> [AIM]: Report the count of lines below that include "JSON", without any other text.

> [RECORD EXCERPTS]:

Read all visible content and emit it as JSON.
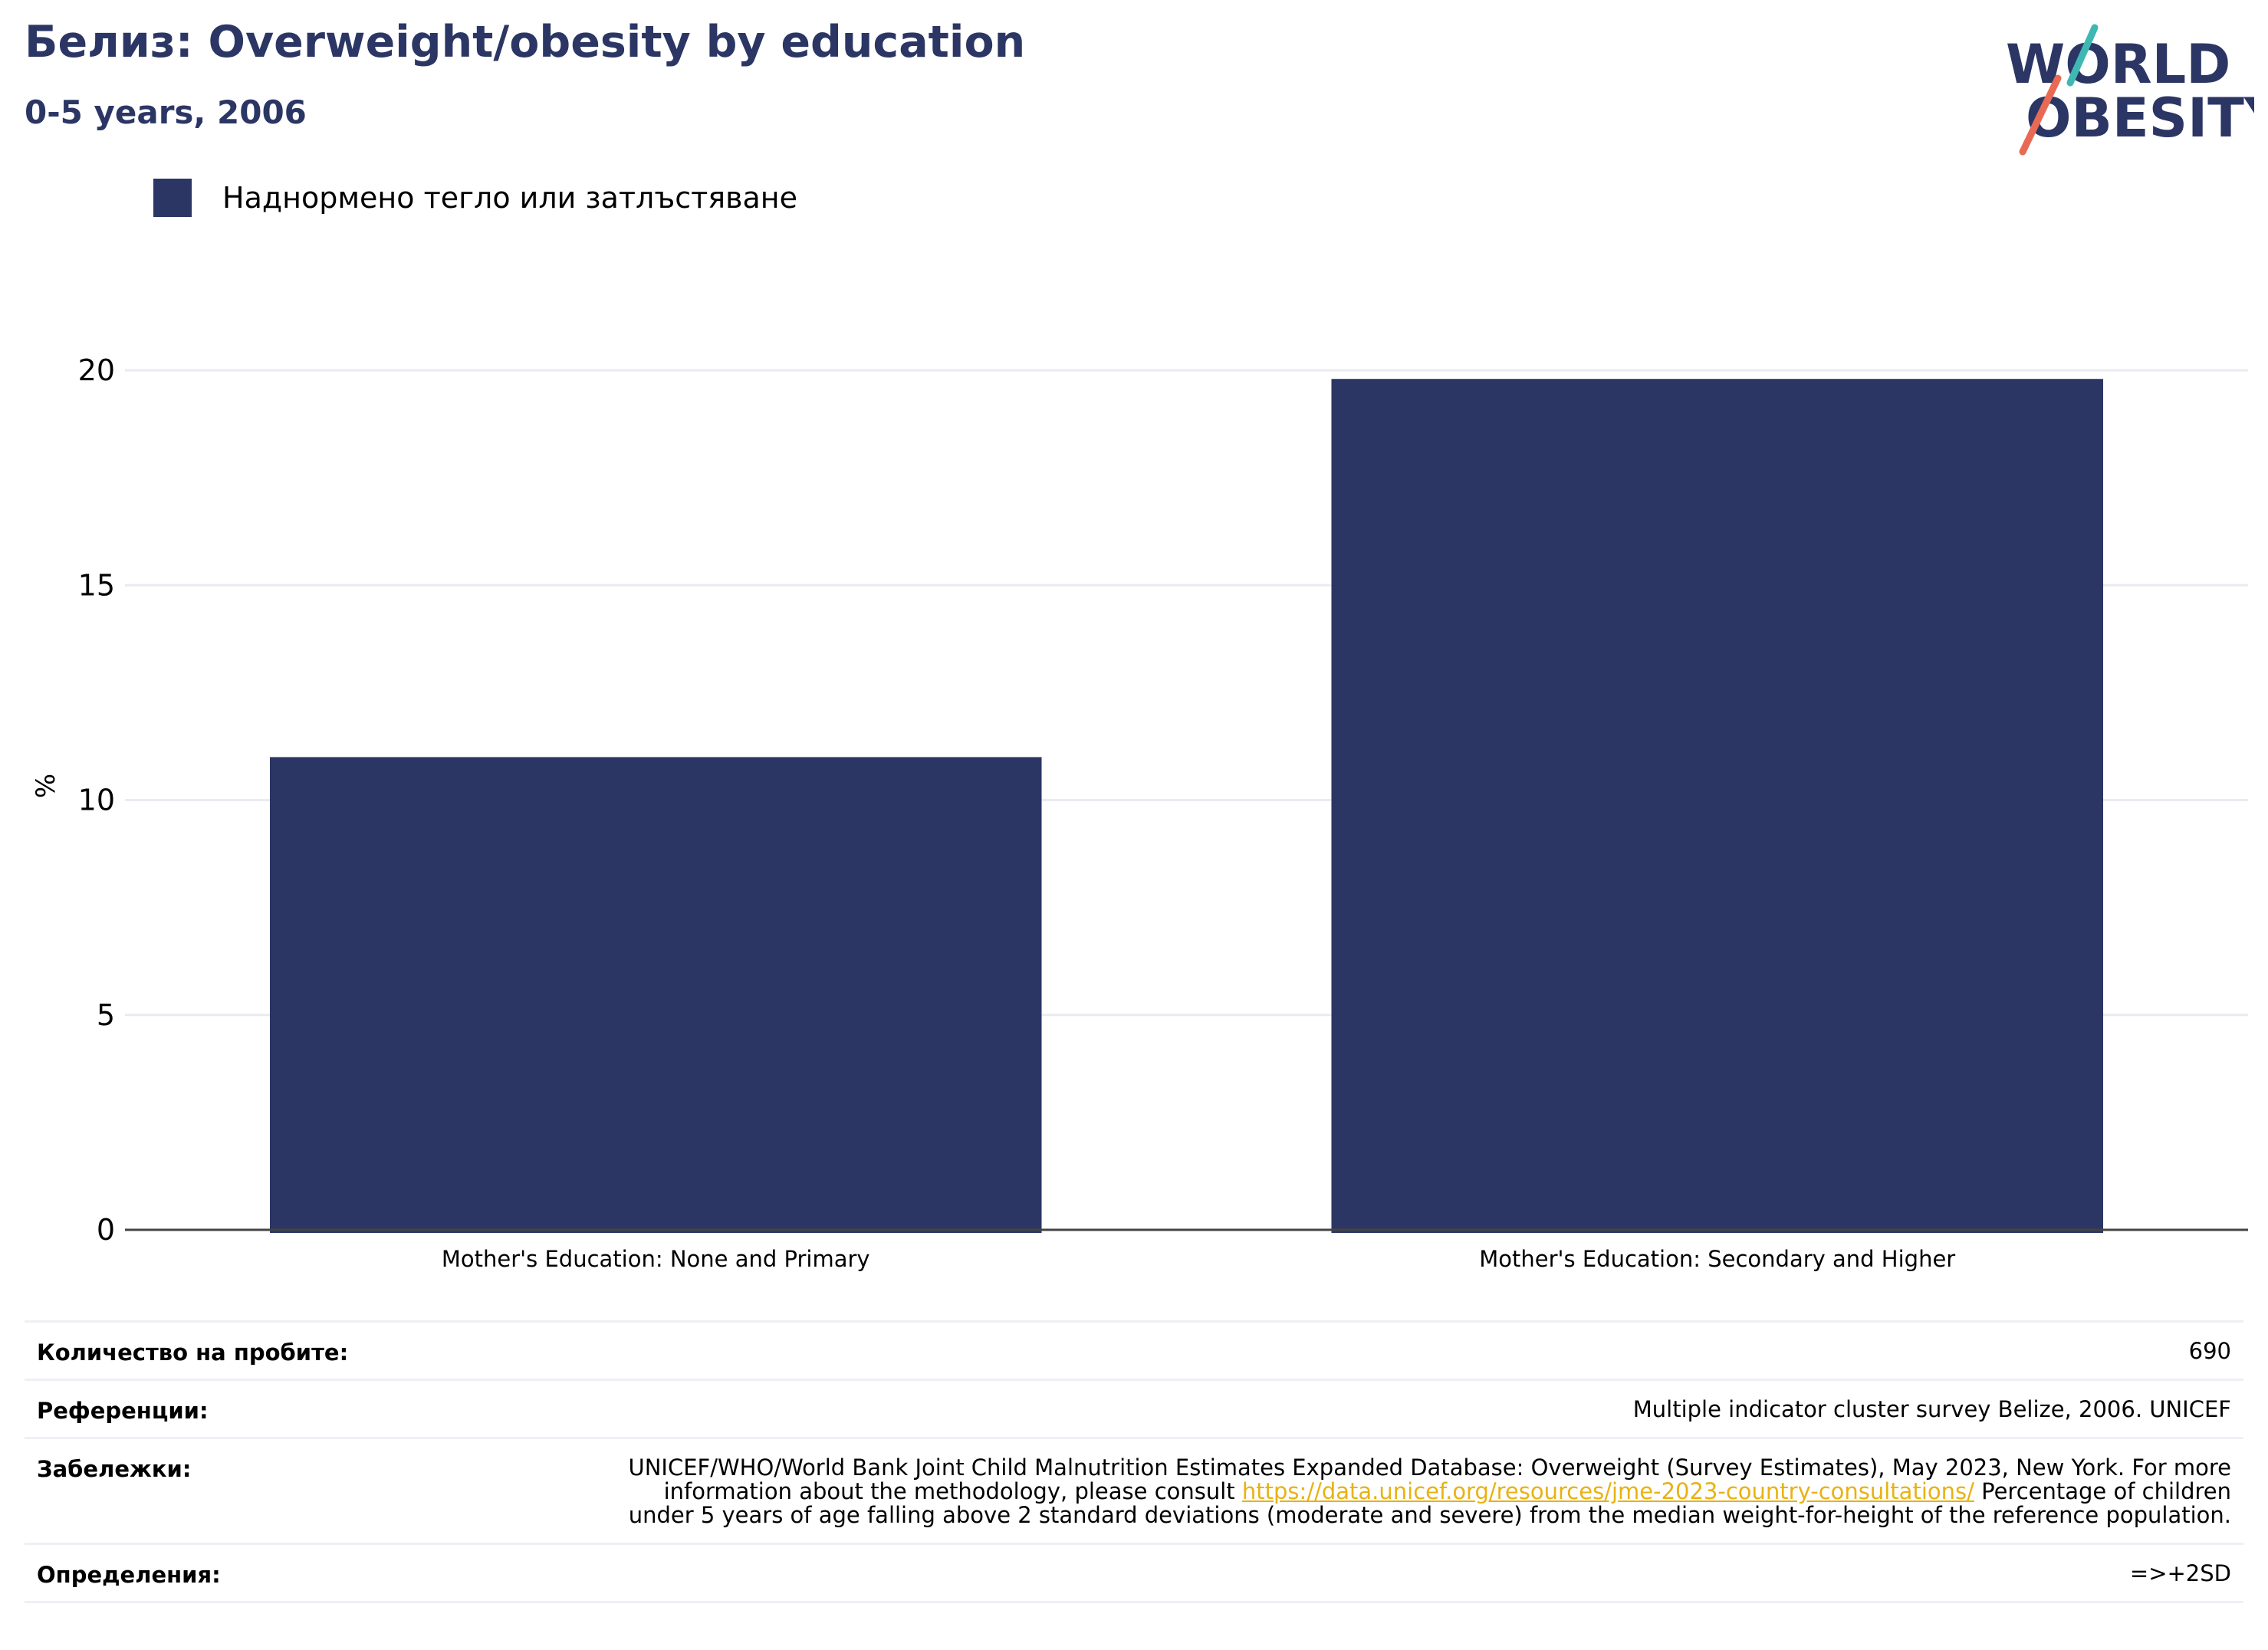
{
  "title": "Белиз: Overweight/obesity by education",
  "subtitle": "0-5 years, 2006",
  "logo": {
    "line1": "WORLD",
    "line2": "OBESITY"
  },
  "legend": [
    {
      "label": "Наднормено тегло или затлъстяване",
      "color": "#2b3664"
    }
  ],
  "chart_data": {
    "type": "bar",
    "categories": [
      "Mother's Education: None and Primary",
      "Mother's Education: Secondary and Higher"
    ],
    "series": [
      {
        "name": "Наднормено тегло или затлъстяване",
        "values": [
          11.0,
          19.8
        ],
        "color": "#2b3664"
      }
    ],
    "ylabel": "%",
    "ylim": [
      0,
      20
    ],
    "yticks": [
      0,
      5,
      10,
      15,
      20
    ],
    "grid": true,
    "legend_position": "top-left"
  },
  "meta": {
    "sample_label": "Количество на пробите:",
    "sample_value": "690",
    "references_label": "Референции:",
    "references_value": "Multiple indicator cluster survey Belize, 2006. UNICEF",
    "notes_label": "Забележки:",
    "notes_before": "UNICEF/WHO/World Bank Joint Child Malnutrition Estimates Expanded Database: Overweight (Survey Estimates), May 2023, New York. For more information about the methodology, please consult ",
    "notes_link": "https://data.unicef.org/resources/jme-2023-country-consultations/",
    "notes_after": " Percentage of children under 5 years of age falling above 2 standard deviations (moderate and severe) from the median weight-for-height of the reference population.",
    "definitions_label": "Определения:",
    "definitions_value": "=>+2SD"
  }
}
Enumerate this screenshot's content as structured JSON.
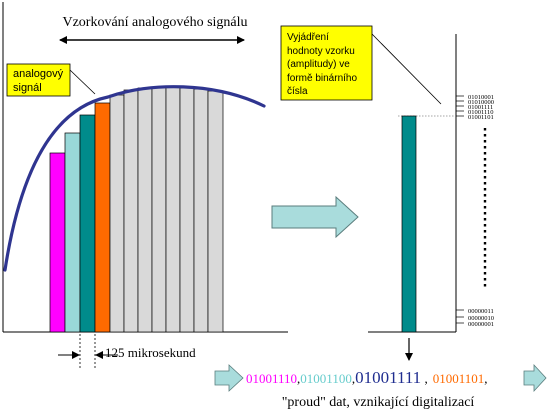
{
  "header": {
    "title": "Vzorkování analogového signálu"
  },
  "left_panel": {
    "signal_label_lines": [
      "analogový",
      "signál"
    ],
    "interval_label": "125 mikrosekund"
  },
  "right_panel": {
    "note_lines": [
      "Vyjádření",
      "hodnoty vzorku",
      "(amplitudy) ve",
      "formě binárního",
      "čísla"
    ],
    "scale_top_labels": [
      "01010001",
      "01010000",
      "01001111",
      "01001110",
      "01001101"
    ],
    "scale_bottom_labels": [
      "00000011",
      "00000010",
      "00000001"
    ]
  },
  "stream": {
    "values": [
      {
        "text": "01001110",
        "suffix": ",",
        "color": "#ff00ff"
      },
      {
        "text": "01001100",
        "suffix": ",",
        "color": "#66cccc"
      },
      {
        "text": "01001111",
        "suffix": " ,",
        "color": "#1f2d8f"
      },
      {
        "text": "01001101",
        "suffix": ",",
        "color": "#ff6a00"
      }
    ],
    "caption": "\"proud\" dat, vznikající digitalizací"
  },
  "colors": {
    "bar_magenta": "#ff00ff",
    "bar_light_teal": "#99d8d8",
    "bar_teal": "#008b8b",
    "bar_orange": "#ff6a00",
    "bar_gray": "#d9d9d9",
    "curve": "#2f3590",
    "note_fill": "#ffff00",
    "arrow_fill": "#a9dcdc"
  }
}
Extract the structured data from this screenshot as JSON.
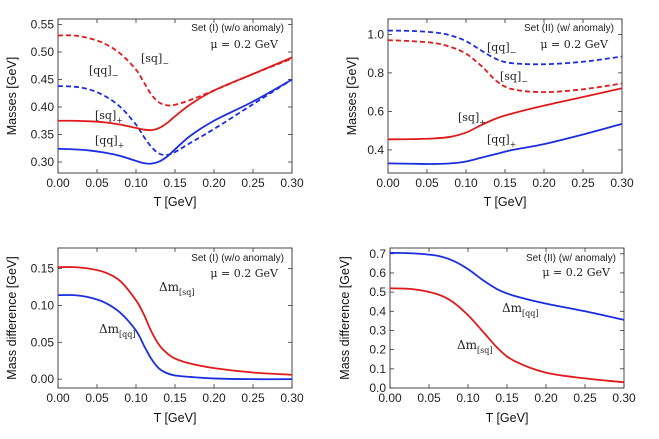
{
  "chart_data": [
    {
      "type": "line",
      "xlabel": "T [GeV]",
      "ylabel": "Masses [GeV]",
      "xlim": [
        0,
        0.3
      ],
      "ylim": [
        0.28,
        0.56
      ],
      "xticks": [
        "0.00",
        "0.05",
        "0.10",
        "0.15",
        "0.20",
        "0.25",
        "0.30"
      ],
      "yticks": [
        "0.30",
        "0.35",
        "0.40",
        "0.45",
        "0.50",
        "0.55"
      ],
      "set_label": "Set (I) (w/o anomaly)",
      "mu_label": "μ = 0.2 GeV",
      "series": [
        {
          "name": "[sq]_-",
          "label_main": "[sq]",
          "label_sub": "−",
          "color": "#e01a1a",
          "dashed": true,
          "x": [
            0,
            0.02,
            0.04,
            0.06,
            0.08,
            0.1,
            0.11,
            0.12,
            0.13,
            0.14,
            0.15,
            0.17,
            0.2,
            0.25,
            0.3
          ],
          "y": [
            0.53,
            0.53,
            0.525,
            0.515,
            0.497,
            0.468,
            0.445,
            0.422,
            0.408,
            0.403,
            0.404,
            0.413,
            0.43,
            0.46,
            0.488
          ]
        },
        {
          "name": "[qq]_-",
          "label_main": "[qq]",
          "label_sub": "−",
          "color": "#1a2ee0",
          "dashed": true,
          "x": [
            0,
            0.02,
            0.04,
            0.06,
            0.08,
            0.1,
            0.11,
            0.12,
            0.13,
            0.14,
            0.15,
            0.17,
            0.2,
            0.25,
            0.3
          ],
          "y": [
            0.438,
            0.437,
            0.432,
            0.42,
            0.4,
            0.368,
            0.346,
            0.327,
            0.315,
            0.313,
            0.318,
            0.335,
            0.36,
            0.405,
            0.45
          ]
        },
        {
          "name": "[sq]_+",
          "label_main": "[sq]",
          "label_sub": "+",
          "color": "#e01a1a",
          "dashed": false,
          "x": [
            0,
            0.02,
            0.04,
            0.06,
            0.08,
            0.1,
            0.11,
            0.12,
            0.13,
            0.14,
            0.15,
            0.17,
            0.2,
            0.25,
            0.3
          ],
          "y": [
            0.375,
            0.375,
            0.374,
            0.372,
            0.368,
            0.362,
            0.359,
            0.358,
            0.362,
            0.371,
            0.383,
            0.405,
            0.43,
            0.46,
            0.49
          ]
        },
        {
          "name": "[qq]_+",
          "label_main": "[qq]",
          "label_sub": "+",
          "color": "#1a2ee0",
          "dashed": false,
          "x": [
            0,
            0.02,
            0.04,
            0.06,
            0.08,
            0.1,
            0.11,
            0.12,
            0.13,
            0.14,
            0.15,
            0.17,
            0.2,
            0.25,
            0.3
          ],
          "y": [
            0.324,
            0.323,
            0.321,
            0.317,
            0.311,
            0.302,
            0.298,
            0.297,
            0.301,
            0.31,
            0.323,
            0.348,
            0.375,
            0.41,
            0.45
          ]
        }
      ]
    },
    {
      "type": "line",
      "xlabel": "T [GeV]",
      "ylabel": "Masses [GeV]",
      "xlim": [
        0,
        0.3
      ],
      "ylim": [
        0.28,
        1.08
      ],
      "xticks": [
        "0.00",
        "0.05",
        "0.10",
        "0.15",
        "0.20",
        "0.25",
        "0.30"
      ],
      "yticks": [
        "0.4",
        "0.6",
        "0.8",
        "1.0"
      ],
      "set_label": "Set (II) (w/ anomaly)",
      "mu_label": "μ = 0.2 GeV",
      "series": [
        {
          "name": "[qq]_-",
          "label_main": "[qq]",
          "label_sub": "−",
          "color": "#1a2ee0",
          "dashed": true,
          "x": [
            0,
            0.03,
            0.06,
            0.08,
            0.1,
            0.12,
            0.14,
            0.16,
            0.2,
            0.25,
            0.3
          ],
          "y": [
            1.02,
            1.018,
            1.01,
            0.995,
            0.965,
            0.915,
            0.87,
            0.85,
            0.845,
            0.858,
            0.885
          ]
        },
        {
          "name": "[sq]_-",
          "label_main": "[sq]",
          "label_sub": "−",
          "color": "#e01a1a",
          "dashed": true,
          "x": [
            0,
            0.03,
            0.06,
            0.08,
            0.1,
            0.12,
            0.14,
            0.16,
            0.2,
            0.25,
            0.3
          ],
          "y": [
            0.97,
            0.965,
            0.955,
            0.935,
            0.9,
            0.835,
            0.755,
            0.715,
            0.7,
            0.715,
            0.745
          ]
        },
        {
          "name": "[sq]_+",
          "label_main": "[sq]",
          "label_sub": "+",
          "color": "#e01a1a",
          "dashed": false,
          "x": [
            0,
            0.03,
            0.06,
            0.08,
            0.1,
            0.12,
            0.14,
            0.16,
            0.2,
            0.25,
            0.3
          ],
          "y": [
            0.455,
            0.456,
            0.46,
            0.468,
            0.49,
            0.53,
            0.565,
            0.59,
            0.63,
            0.675,
            0.72
          ]
        },
        {
          "name": "[qq]_+",
          "label_main": "[qq]",
          "label_sub": "+",
          "color": "#1a2ee0",
          "dashed": false,
          "x": [
            0,
            0.03,
            0.06,
            0.08,
            0.1,
            0.12,
            0.14,
            0.16,
            0.2,
            0.25,
            0.3
          ],
          "y": [
            0.33,
            0.328,
            0.327,
            0.33,
            0.34,
            0.36,
            0.38,
            0.4,
            0.43,
            0.48,
            0.535
          ]
        }
      ]
    },
    {
      "type": "line",
      "xlabel": "T [GeV]",
      "ylabel": "Mass difference [GeV]",
      "xlim": [
        0,
        0.3
      ],
      "ylim": [
        -0.012,
        0.178
      ],
      "xticks": [
        "0.00",
        "0.05",
        "0.10",
        "0.15",
        "0.20",
        "0.25",
        "0.30"
      ],
      "yticks": [
        "0.00",
        "0.05",
        "0.10",
        "0.15"
      ],
      "set_label": "Set (I) (w/o anomaly)",
      "mu_label": "μ = 0.2 GeV",
      "series": [
        {
          "name": "Δm_[sq]",
          "label_main": "Δm",
          "label_sub": "[sq]",
          "color": "#e01a1a",
          "dashed": false,
          "x": [
            0,
            0.02,
            0.04,
            0.06,
            0.08,
            0.1,
            0.11,
            0.12,
            0.13,
            0.14,
            0.15,
            0.17,
            0.2,
            0.25,
            0.3
          ],
          "y": [
            0.152,
            0.152,
            0.15,
            0.145,
            0.133,
            0.107,
            0.088,
            0.064,
            0.046,
            0.035,
            0.028,
            0.021,
            0.015,
            0.009,
            0.006
          ]
        },
        {
          "name": "Δm_[qq]",
          "label_main": "Δm",
          "label_sub": "[qq]",
          "color": "#1a2ee0",
          "dashed": false,
          "x": [
            0,
            0.02,
            0.04,
            0.06,
            0.08,
            0.1,
            0.11,
            0.12,
            0.13,
            0.14,
            0.15,
            0.17,
            0.2,
            0.25,
            0.3
          ],
          "y": [
            0.114,
            0.114,
            0.111,
            0.104,
            0.09,
            0.066,
            0.046,
            0.027,
            0.014,
            0.008,
            0.005,
            0.003,
            0.001,
            0.0,
            0.0
          ]
        }
      ]
    },
    {
      "type": "line",
      "xlabel": "T [GeV]",
      "ylabel": "Mass difference [GeV]",
      "xlim": [
        0,
        0.3
      ],
      "ylim": [
        0,
        0.73
      ],
      "xticks": [
        "0.00",
        "0.05",
        "0.10",
        "0.15",
        "0.20",
        "0.25",
        "0.30"
      ],
      "yticks": [
        "0.0",
        "0.1",
        "0.2",
        "0.3",
        "0.4",
        "0.5",
        "0.6",
        "0.7"
      ],
      "set_label": "Set (II) (w/ anomaly)",
      "mu_label": "μ = 0.2 GeV",
      "series": [
        {
          "name": "Δm_[qq]",
          "label_main": "Δm",
          "label_sub": "[qq]",
          "color": "#1a2ee0",
          "dashed": false,
          "x": [
            0,
            0.03,
            0.06,
            0.08,
            0.1,
            0.12,
            0.14,
            0.16,
            0.2,
            0.25,
            0.3
          ],
          "y": [
            0.705,
            0.702,
            0.69,
            0.665,
            0.62,
            0.56,
            0.51,
            0.48,
            0.44,
            0.4,
            0.355
          ]
        },
        {
          "name": "Δm_[sq]",
          "label_main": "Δm",
          "label_sub": "[sq]",
          "color": "#e01a1a",
          "dashed": false,
          "x": [
            0,
            0.03,
            0.06,
            0.08,
            0.1,
            0.12,
            0.14,
            0.16,
            0.2,
            0.25,
            0.3
          ],
          "y": [
            0.52,
            0.515,
            0.49,
            0.45,
            0.38,
            0.29,
            0.2,
            0.14,
            0.08,
            0.05,
            0.03
          ]
        }
      ]
    }
  ]
}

> [THE REPLY]: 3